A run of records:
□ □ □ □
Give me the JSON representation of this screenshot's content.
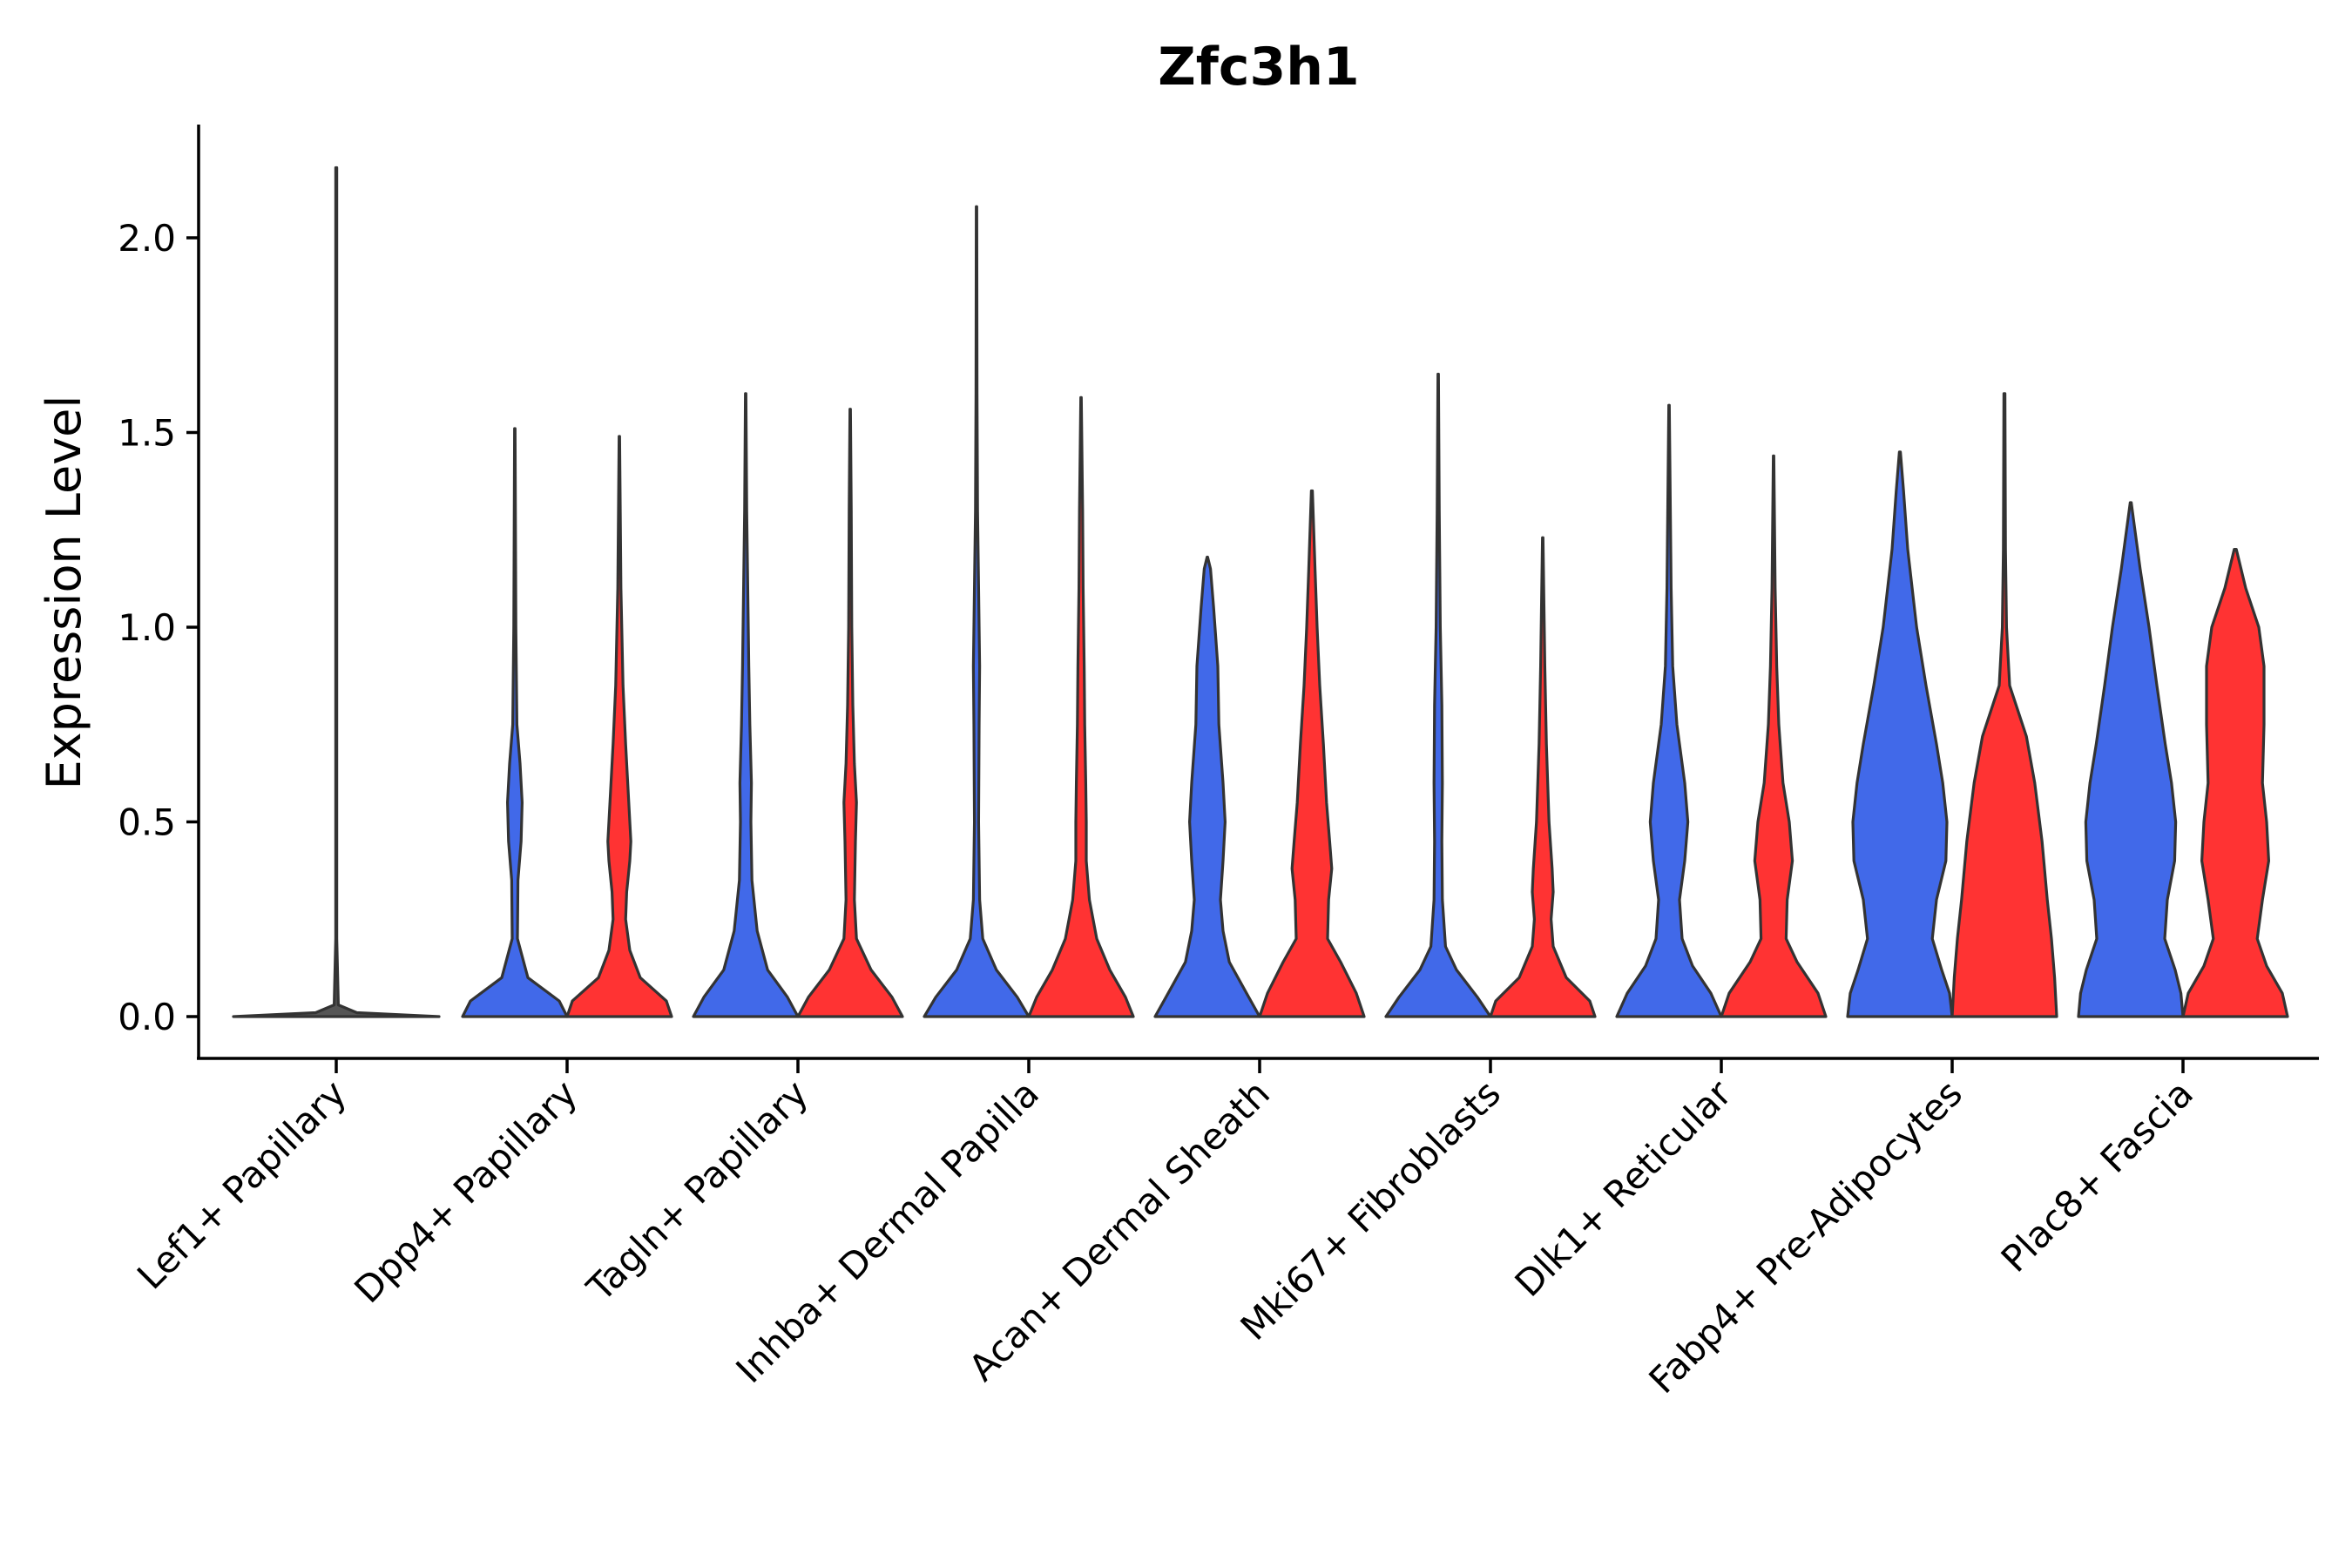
{
  "chart_data": {
    "type": "violin",
    "title": "Zfc3h1",
    "xlabel": "",
    "ylabel": "Expression Level",
    "ylim": [
      -0.11,
      2.3
    ],
    "yticks": [
      0.0,
      0.5,
      1.0,
      1.5,
      2.0
    ],
    "ytick_labels": [
      "0.0",
      "0.5",
      "1.0",
      "1.5",
      "2.0"
    ],
    "grid": false,
    "legend": "none",
    "colors": {
      "blue": "#4169E9",
      "red": "#FF3333",
      "single": "#555555"
    },
    "categories": [
      "Lef1+ Papillary",
      "Dpp4+ Papillary",
      "Tagln+ Papillary",
      "Inhba+ Dermal Papilla",
      "Acan+ Dermal Sheath",
      "Mki67+ Fibroblasts",
      "Dlk1+ Reticular",
      "Fabp4+ Pre-Adipocytes",
      "Plac8+ Fascia"
    ],
    "series": [
      {
        "name": "blue",
        "color": "#4169E9",
        "max_values": [
          null,
          1.51,
          1.6,
          2.08,
          1.18,
          1.65,
          1.57,
          1.45,
          1.32
        ],
        "shape": [
          null,
          [
            [
              0,
              1
            ],
            [
              0.04,
              0.85
            ],
            [
              0.1,
              0.25
            ],
            [
              0.2,
              0.05
            ],
            [
              0.35,
              0.06
            ],
            [
              0.45,
              0.12
            ],
            [
              0.55,
              0.14
            ],
            [
              0.65,
              0.1
            ],
            [
              0.75,
              0.04
            ],
            [
              1.0,
              0.02
            ],
            [
              1.51,
              0.005
            ]
          ],
          [
            [
              0,
              1
            ],
            [
              0.05,
              0.8
            ],
            [
              0.12,
              0.42
            ],
            [
              0.22,
              0.22
            ],
            [
              0.35,
              0.12
            ],
            [
              0.5,
              0.1
            ],
            [
              0.6,
              0.11
            ],
            [
              0.75,
              0.08
            ],
            [
              0.9,
              0.06
            ],
            [
              1.1,
              0.04
            ],
            [
              1.3,
              0.02
            ],
            [
              1.6,
              0.005
            ]
          ],
          [
            [
              0,
              1
            ],
            [
              0.05,
              0.78
            ],
            [
              0.12,
              0.38
            ],
            [
              0.2,
              0.12
            ],
            [
              0.3,
              0.06
            ],
            [
              0.5,
              0.04
            ],
            [
              0.75,
              0.05
            ],
            [
              0.9,
              0.06
            ],
            [
              1.1,
              0.04
            ],
            [
              1.3,
              0.02
            ],
            [
              1.6,
              0.01
            ],
            [
              2.08,
              0.005
            ]
          ],
          [
            [
              0,
              1
            ],
            [
              0.06,
              0.75
            ],
            [
              0.14,
              0.42
            ],
            [
              0.22,
              0.3
            ],
            [
              0.3,
              0.25
            ],
            [
              0.4,
              0.3
            ],
            [
              0.5,
              0.34
            ],
            [
              0.6,
              0.3
            ],
            [
              0.75,
              0.22
            ],
            [
              0.9,
              0.2
            ],
            [
              1.05,
              0.12
            ],
            [
              1.15,
              0.06
            ],
            [
              1.18,
              0.005
            ]
          ],
          [
            [
              0,
              1
            ],
            [
              0.05,
              0.75
            ],
            [
              0.12,
              0.35
            ],
            [
              0.18,
              0.14
            ],
            [
              0.3,
              0.08
            ],
            [
              0.45,
              0.07
            ],
            [
              0.6,
              0.08
            ],
            [
              0.8,
              0.07
            ],
            [
              1.0,
              0.04
            ],
            [
              1.3,
              0.02
            ],
            [
              1.65,
              0.005
            ]
          ],
          [
            [
              0,
              1
            ],
            [
              0.06,
              0.8
            ],
            [
              0.13,
              0.45
            ],
            [
              0.2,
              0.25
            ],
            [
              0.3,
              0.2
            ],
            [
              0.4,
              0.3
            ],
            [
              0.5,
              0.36
            ],
            [
              0.6,
              0.3
            ],
            [
              0.75,
              0.15
            ],
            [
              0.9,
              0.07
            ],
            [
              1.1,
              0.04
            ],
            [
              1.57,
              0.005
            ]
          ],
          [
            [
              0,
              1
            ],
            [
              0.06,
              0.95
            ],
            [
              0.12,
              0.8
            ],
            [
              0.2,
              0.62
            ],
            [
              0.3,
              0.7
            ],
            [
              0.4,
              0.88
            ],
            [
              0.5,
              0.9
            ],
            [
              0.6,
              0.82
            ],
            [
              0.7,
              0.7
            ],
            [
              0.85,
              0.5
            ],
            [
              1.0,
              0.32
            ],
            [
              1.2,
              0.15
            ],
            [
              1.35,
              0.07
            ],
            [
              1.45,
              0.01
            ]
          ],
          [
            [
              0,
              1
            ],
            [
              0.06,
              0.96
            ],
            [
              0.12,
              0.85
            ],
            [
              0.2,
              0.65
            ],
            [
              0.3,
              0.7
            ],
            [
              0.4,
              0.84
            ],
            [
              0.5,
              0.86
            ],
            [
              0.6,
              0.78
            ],
            [
              0.7,
              0.66
            ],
            [
              0.85,
              0.5
            ],
            [
              1.0,
              0.35
            ],
            [
              1.15,
              0.18
            ],
            [
              1.25,
              0.08
            ],
            [
              1.32,
              0.01
            ]
          ]
        ]
      },
      {
        "name": "red",
        "color": "#FF3333",
        "max_values": [
          null,
          1.49,
          1.56,
          1.59,
          1.35,
          1.23,
          1.44,
          1.6,
          1.2
        ],
        "shape": [
          null,
          [
            [
              0,
              1
            ],
            [
              0.04,
              0.9
            ],
            [
              0.1,
              0.4
            ],
            [
              0.17,
              0.2
            ],
            [
              0.25,
              0.12
            ],
            [
              0.32,
              0.14
            ],
            [
              0.4,
              0.2
            ],
            [
              0.45,
              0.22
            ],
            [
              0.55,
              0.18
            ],
            [
              0.7,
              0.12
            ],
            [
              0.85,
              0.07
            ],
            [
              1.1,
              0.03
            ],
            [
              1.49,
              0.005
            ]
          ],
          [
            [
              0,
              1
            ],
            [
              0.05,
              0.8
            ],
            [
              0.12,
              0.4
            ],
            [
              0.2,
              0.12
            ],
            [
              0.3,
              0.08
            ],
            [
              0.45,
              0.1
            ],
            [
              0.55,
              0.12
            ],
            [
              0.65,
              0.08
            ],
            [
              0.8,
              0.05
            ],
            [
              1.0,
              0.03
            ],
            [
              1.3,
              0.02
            ],
            [
              1.56,
              0.005
            ]
          ],
          [
            [
              0,
              1
            ],
            [
              0.05,
              0.85
            ],
            [
              0.12,
              0.55
            ],
            [
              0.2,
              0.3
            ],
            [
              0.3,
              0.16
            ],
            [
              0.4,
              0.1
            ],
            [
              0.5,
              0.1
            ],
            [
              0.6,
              0.09
            ],
            [
              0.75,
              0.07
            ],
            [
              0.9,
              0.06
            ],
            [
              1.1,
              0.04
            ],
            [
              1.3,
              0.03
            ],
            [
              1.59,
              0.005
            ]
          ],
          [
            [
              0,
              1
            ],
            [
              0.06,
              0.85
            ],
            [
              0.14,
              0.55
            ],
            [
              0.2,
              0.3
            ],
            [
              0.3,
              0.32
            ],
            [
              0.38,
              0.38
            ],
            [
              0.45,
              0.34
            ],
            [
              0.55,
              0.28
            ],
            [
              0.7,
              0.22
            ],
            [
              0.85,
              0.15
            ],
            [
              1.0,
              0.1
            ],
            [
              1.15,
              0.06
            ],
            [
              1.35,
              0.01
            ]
          ],
          [
            [
              0,
              1
            ],
            [
              0.04,
              0.9
            ],
            [
              0.1,
              0.45
            ],
            [
              0.18,
              0.2
            ],
            [
              0.25,
              0.16
            ],
            [
              0.32,
              0.2
            ],
            [
              0.38,
              0.18
            ],
            [
              0.5,
              0.12
            ],
            [
              0.7,
              0.07
            ],
            [
              0.9,
              0.04
            ],
            [
              1.23,
              0.005
            ]
          ],
          [
            [
              0,
              1
            ],
            [
              0.06,
              0.85
            ],
            [
              0.14,
              0.45
            ],
            [
              0.2,
              0.24
            ],
            [
              0.3,
              0.26
            ],
            [
              0.4,
              0.36
            ],
            [
              0.5,
              0.3
            ],
            [
              0.6,
              0.18
            ],
            [
              0.75,
              0.1
            ],
            [
              0.9,
              0.06
            ],
            [
              1.1,
              0.03
            ],
            [
              1.44,
              0.005
            ]
          ],
          [
            [
              0,
              1
            ],
            [
              0.1,
              0.96
            ],
            [
              0.2,
              0.9
            ],
            [
              0.3,
              0.82
            ],
            [
              0.45,
              0.72
            ],
            [
              0.6,
              0.58
            ],
            [
              0.72,
              0.42
            ],
            [
              0.85,
              0.1
            ],
            [
              1.0,
              0.04
            ],
            [
              1.2,
              0.02
            ],
            [
              1.6,
              0.01
            ]
          ],
          [
            [
              0,
              1
            ],
            [
              0.06,
              0.9
            ],
            [
              0.13,
              0.6
            ],
            [
              0.2,
              0.42
            ],
            [
              0.3,
              0.52
            ],
            [
              0.4,
              0.64
            ],
            [
              0.5,
              0.6
            ],
            [
              0.6,
              0.52
            ],
            [
              0.75,
              0.55
            ],
            [
              0.9,
              0.55
            ],
            [
              1.0,
              0.45
            ],
            [
              1.1,
              0.2
            ],
            [
              1.2,
              0.02
            ]
          ]
        ]
      },
      {
        "name": "single",
        "color": "#555555",
        "category": "Lef1+ Papillary",
        "max_value": 2.18,
        "shape": [
          [
            0,
            1
          ],
          [
            0.01,
            0.2
          ],
          [
            0.03,
            0.02
          ],
          [
            0.2,
            0.005
          ],
          [
            2.18,
            0.005
          ]
        ]
      }
    ]
  }
}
□ □ □ □
List all lines holding the string "Dermal".

_Correct answer_
      "Inhba+ Dermal Papilla",
      "Acan+ Dermal Sheath",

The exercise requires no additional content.